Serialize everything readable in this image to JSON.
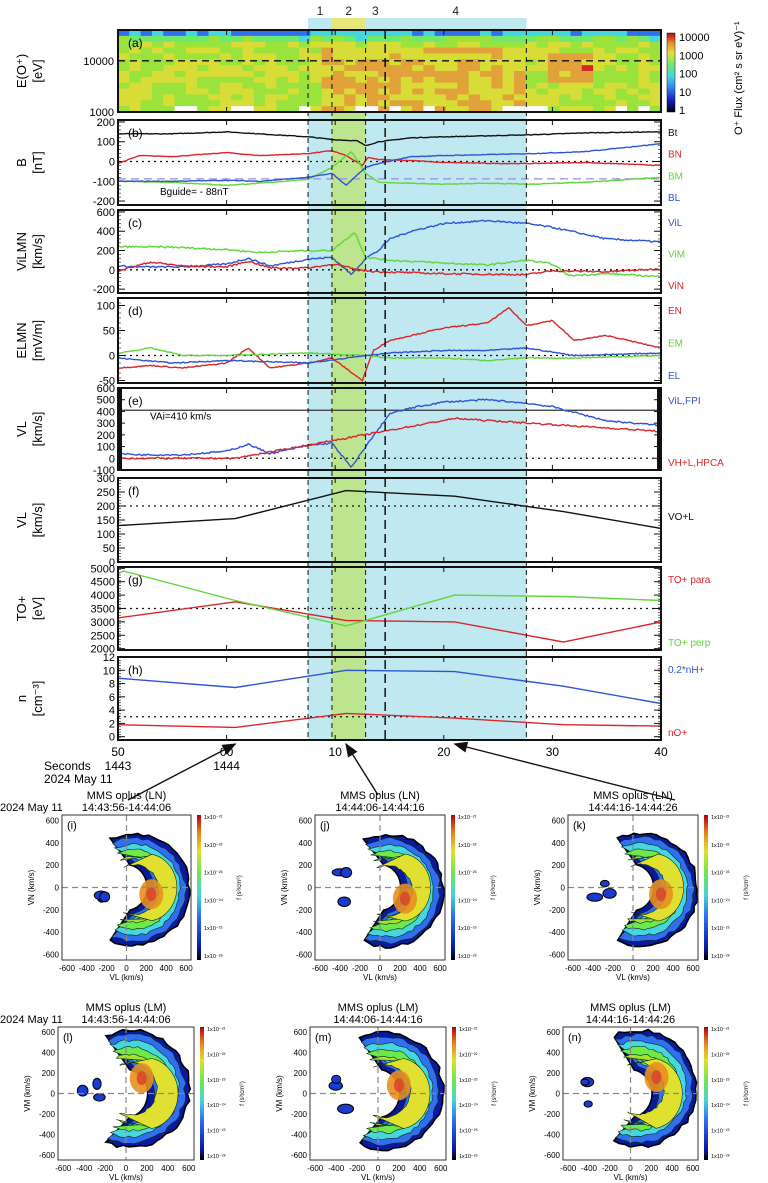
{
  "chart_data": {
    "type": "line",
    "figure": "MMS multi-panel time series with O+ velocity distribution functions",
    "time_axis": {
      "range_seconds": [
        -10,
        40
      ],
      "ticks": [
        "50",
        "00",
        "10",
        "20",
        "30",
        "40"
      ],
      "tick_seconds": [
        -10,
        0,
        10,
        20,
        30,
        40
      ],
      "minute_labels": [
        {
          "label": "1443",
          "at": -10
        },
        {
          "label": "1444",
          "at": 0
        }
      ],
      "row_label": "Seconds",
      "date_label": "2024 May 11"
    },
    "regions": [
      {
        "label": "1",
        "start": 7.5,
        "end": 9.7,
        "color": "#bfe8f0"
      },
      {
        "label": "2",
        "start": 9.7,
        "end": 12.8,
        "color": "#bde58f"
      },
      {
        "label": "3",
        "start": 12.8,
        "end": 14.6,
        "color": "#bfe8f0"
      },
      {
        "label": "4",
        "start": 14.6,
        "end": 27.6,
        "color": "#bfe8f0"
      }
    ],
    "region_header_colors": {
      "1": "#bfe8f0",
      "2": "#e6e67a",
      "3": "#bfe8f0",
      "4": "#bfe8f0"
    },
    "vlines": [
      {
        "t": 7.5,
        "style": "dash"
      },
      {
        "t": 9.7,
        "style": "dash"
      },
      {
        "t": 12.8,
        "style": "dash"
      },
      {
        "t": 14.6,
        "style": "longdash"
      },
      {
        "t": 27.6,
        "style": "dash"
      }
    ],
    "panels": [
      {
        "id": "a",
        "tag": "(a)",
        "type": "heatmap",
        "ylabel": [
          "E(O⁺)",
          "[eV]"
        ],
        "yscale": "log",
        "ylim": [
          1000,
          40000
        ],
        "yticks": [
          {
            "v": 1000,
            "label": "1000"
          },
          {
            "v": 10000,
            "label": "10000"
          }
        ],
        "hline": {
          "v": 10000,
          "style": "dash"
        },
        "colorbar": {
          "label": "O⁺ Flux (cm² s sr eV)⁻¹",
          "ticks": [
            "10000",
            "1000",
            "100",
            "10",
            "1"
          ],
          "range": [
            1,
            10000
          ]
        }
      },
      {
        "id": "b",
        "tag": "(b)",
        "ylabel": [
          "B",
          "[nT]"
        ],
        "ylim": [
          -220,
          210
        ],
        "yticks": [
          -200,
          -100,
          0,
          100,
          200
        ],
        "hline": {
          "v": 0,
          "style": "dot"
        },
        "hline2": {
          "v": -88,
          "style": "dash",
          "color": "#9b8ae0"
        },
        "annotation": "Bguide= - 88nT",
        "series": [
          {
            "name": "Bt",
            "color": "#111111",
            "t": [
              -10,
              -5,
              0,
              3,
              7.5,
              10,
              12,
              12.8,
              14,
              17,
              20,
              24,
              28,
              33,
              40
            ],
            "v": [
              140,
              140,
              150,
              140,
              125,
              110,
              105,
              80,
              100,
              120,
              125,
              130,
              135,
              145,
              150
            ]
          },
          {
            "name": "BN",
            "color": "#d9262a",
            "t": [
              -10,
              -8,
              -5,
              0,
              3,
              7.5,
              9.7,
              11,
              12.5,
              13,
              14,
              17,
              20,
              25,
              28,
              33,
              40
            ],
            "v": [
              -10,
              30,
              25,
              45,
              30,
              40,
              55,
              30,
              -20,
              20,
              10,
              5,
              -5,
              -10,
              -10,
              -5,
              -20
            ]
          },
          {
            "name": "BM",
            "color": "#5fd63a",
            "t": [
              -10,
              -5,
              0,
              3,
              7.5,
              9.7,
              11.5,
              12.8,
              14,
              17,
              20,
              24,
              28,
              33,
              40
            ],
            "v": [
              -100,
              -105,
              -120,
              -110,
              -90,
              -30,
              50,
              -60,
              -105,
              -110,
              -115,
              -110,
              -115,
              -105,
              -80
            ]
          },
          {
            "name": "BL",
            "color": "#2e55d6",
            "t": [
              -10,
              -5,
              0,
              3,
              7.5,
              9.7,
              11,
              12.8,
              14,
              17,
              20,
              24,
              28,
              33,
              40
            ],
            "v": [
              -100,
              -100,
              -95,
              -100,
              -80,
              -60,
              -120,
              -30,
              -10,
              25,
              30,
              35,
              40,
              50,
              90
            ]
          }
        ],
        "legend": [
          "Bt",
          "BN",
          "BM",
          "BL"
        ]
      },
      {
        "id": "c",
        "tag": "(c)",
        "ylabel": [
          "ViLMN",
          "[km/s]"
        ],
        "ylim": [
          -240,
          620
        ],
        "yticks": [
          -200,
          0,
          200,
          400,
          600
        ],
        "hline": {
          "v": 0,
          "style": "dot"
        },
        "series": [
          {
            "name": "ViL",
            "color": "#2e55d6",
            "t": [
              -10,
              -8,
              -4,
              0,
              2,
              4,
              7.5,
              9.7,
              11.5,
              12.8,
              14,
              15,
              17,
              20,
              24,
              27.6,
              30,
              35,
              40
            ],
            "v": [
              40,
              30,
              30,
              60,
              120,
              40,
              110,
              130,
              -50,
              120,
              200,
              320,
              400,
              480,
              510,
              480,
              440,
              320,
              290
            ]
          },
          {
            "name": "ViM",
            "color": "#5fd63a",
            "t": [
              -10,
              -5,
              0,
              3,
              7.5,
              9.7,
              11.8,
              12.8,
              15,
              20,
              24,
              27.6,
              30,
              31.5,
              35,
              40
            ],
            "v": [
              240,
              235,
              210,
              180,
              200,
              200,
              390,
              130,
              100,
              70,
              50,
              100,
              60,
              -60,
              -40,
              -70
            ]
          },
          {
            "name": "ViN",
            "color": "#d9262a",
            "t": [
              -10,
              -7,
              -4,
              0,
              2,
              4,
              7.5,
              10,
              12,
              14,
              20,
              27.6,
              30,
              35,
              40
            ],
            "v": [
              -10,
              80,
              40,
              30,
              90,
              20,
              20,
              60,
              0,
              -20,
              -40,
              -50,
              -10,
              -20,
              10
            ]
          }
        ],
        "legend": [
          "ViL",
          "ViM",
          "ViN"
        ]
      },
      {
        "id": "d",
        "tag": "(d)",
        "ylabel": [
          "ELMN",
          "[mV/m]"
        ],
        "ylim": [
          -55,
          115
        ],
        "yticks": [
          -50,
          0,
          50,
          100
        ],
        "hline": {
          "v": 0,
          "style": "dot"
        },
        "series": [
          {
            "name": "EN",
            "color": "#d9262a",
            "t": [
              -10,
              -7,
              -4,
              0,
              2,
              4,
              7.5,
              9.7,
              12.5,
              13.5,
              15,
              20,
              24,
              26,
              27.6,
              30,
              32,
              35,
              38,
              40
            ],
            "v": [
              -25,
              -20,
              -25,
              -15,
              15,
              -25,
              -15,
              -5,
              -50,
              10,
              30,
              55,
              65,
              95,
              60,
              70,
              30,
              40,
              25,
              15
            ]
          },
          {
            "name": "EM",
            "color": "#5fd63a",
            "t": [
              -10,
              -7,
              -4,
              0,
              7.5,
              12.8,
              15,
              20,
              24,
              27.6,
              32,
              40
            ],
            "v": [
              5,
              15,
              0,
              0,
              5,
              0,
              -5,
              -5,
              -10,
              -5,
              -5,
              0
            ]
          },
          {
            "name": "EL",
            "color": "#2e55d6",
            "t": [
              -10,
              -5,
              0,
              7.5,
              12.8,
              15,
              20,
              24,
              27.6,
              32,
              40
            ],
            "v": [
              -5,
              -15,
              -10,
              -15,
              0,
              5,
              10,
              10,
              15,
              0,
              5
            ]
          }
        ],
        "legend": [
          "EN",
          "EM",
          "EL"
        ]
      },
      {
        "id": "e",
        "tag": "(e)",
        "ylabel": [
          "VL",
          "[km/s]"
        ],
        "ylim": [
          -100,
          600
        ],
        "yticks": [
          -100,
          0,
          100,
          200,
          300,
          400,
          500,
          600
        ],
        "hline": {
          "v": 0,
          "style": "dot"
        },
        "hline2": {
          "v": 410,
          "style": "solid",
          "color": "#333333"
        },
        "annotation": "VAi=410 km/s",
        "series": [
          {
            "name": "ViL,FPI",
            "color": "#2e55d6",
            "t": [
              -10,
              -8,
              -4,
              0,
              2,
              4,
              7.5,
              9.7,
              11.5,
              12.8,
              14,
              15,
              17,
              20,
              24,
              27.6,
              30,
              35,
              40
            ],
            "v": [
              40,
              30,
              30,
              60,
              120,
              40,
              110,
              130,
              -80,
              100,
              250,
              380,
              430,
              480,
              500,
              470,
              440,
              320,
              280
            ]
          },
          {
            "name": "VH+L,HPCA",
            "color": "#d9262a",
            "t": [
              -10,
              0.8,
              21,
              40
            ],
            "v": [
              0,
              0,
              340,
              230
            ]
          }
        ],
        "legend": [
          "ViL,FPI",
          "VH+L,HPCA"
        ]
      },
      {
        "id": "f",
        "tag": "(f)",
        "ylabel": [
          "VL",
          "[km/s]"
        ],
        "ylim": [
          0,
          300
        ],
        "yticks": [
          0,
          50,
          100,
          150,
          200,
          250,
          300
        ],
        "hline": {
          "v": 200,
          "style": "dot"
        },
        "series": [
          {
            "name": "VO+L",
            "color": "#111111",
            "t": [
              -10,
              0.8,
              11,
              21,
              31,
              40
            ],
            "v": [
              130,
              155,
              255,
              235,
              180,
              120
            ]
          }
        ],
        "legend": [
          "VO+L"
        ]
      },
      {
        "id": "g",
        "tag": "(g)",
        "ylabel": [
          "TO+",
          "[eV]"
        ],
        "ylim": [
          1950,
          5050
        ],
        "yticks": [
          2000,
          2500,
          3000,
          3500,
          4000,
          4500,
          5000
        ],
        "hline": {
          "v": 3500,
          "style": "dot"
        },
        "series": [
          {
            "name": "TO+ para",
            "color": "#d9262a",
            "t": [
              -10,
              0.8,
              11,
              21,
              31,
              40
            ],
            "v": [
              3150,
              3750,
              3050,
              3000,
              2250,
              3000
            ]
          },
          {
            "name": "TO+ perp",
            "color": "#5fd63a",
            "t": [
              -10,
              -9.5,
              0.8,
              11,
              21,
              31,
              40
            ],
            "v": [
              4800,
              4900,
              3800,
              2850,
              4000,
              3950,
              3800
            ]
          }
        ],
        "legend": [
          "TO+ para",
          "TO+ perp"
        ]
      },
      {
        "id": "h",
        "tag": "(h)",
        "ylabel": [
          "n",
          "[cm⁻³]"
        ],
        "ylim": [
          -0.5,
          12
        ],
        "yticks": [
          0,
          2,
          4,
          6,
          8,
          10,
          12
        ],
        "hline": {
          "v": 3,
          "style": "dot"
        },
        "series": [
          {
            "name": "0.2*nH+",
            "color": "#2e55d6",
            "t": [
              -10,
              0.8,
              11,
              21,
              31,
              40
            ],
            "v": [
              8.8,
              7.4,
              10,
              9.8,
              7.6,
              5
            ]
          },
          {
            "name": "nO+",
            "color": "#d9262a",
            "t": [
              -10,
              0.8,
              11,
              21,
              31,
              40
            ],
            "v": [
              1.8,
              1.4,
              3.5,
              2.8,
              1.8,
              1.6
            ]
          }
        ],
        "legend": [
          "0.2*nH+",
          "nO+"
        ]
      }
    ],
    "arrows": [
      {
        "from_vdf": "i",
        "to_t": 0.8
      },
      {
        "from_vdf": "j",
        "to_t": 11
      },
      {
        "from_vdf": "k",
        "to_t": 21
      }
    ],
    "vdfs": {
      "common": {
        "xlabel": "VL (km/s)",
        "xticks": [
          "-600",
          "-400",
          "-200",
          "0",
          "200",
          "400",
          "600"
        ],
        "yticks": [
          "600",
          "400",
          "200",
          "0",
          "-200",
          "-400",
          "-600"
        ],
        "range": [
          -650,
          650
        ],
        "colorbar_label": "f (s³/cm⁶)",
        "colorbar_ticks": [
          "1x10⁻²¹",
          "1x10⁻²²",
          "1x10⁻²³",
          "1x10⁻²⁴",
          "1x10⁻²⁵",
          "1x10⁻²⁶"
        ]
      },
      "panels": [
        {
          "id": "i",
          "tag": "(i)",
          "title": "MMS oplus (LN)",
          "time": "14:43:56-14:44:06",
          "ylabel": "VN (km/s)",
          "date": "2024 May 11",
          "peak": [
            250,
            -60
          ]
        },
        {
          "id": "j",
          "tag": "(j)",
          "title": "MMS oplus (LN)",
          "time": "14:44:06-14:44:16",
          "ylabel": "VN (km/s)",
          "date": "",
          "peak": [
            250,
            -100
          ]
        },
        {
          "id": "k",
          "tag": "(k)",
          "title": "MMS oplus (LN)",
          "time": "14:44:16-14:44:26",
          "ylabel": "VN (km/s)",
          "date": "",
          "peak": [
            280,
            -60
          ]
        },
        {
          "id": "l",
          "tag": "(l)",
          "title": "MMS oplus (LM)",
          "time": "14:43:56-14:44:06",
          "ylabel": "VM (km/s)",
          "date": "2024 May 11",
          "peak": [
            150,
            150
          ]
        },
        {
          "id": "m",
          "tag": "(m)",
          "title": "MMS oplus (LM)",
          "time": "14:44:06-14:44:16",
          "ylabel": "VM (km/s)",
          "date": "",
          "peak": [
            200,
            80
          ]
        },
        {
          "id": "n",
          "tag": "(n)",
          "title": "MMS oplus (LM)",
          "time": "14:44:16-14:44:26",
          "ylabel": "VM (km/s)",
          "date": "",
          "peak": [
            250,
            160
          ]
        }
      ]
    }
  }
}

◆ ◆ ◆ ◆

# PROBLEM DESCRIPTION
State the number of lines in the records that contain the string "start", and nothing more.

# THE COMPLETED TASK
4